*** Input rows ***

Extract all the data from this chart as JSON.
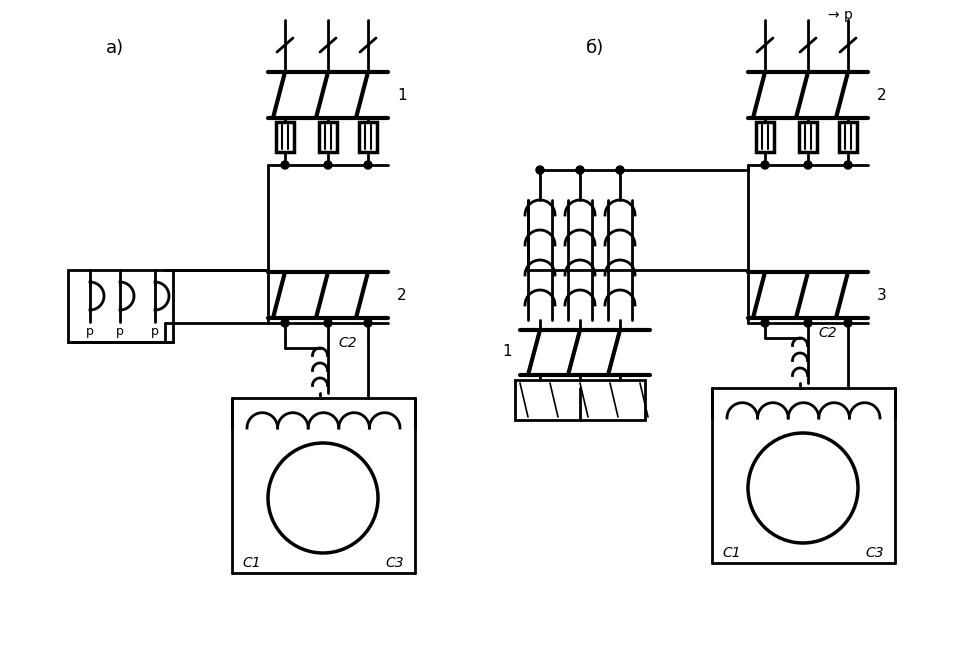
{
  "bg_color": "#ffffff",
  "line_color": "#000000",
  "lw": 2.0,
  "lw_thick": 2.5,
  "label_a": "a)",
  "label_b": "б)",
  "label_1_a": "1",
  "label_2_a": "2",
  "label_2_b": "2",
  "label_3_b": "3",
  "label_1_b": "1",
  "label_C1": "C1",
  "label_C2": "C2",
  "label_C3": "C3",
  "label_P": "p",
  "top_text": "→ p"
}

***

▶ Request
Transcribe the material as is, with images omitted.

▶ Answer to this task
Extract all the data from this chart as JSON.
{
  "bg_color": "#ffffff",
  "line_color": "#000000",
  "lw": 2.0,
  "lw_thick": 2.5,
  "label_a": "a)",
  "label_b": "б)",
  "label_1_a": "1",
  "label_2_a": "2",
  "label_2_b": "2",
  "label_3_b": "3",
  "label_1_b": "1",
  "label_C1": "C1",
  "label_C2": "C2",
  "label_C3": "C3",
  "label_P": "p",
  "top_text": "→ p"
}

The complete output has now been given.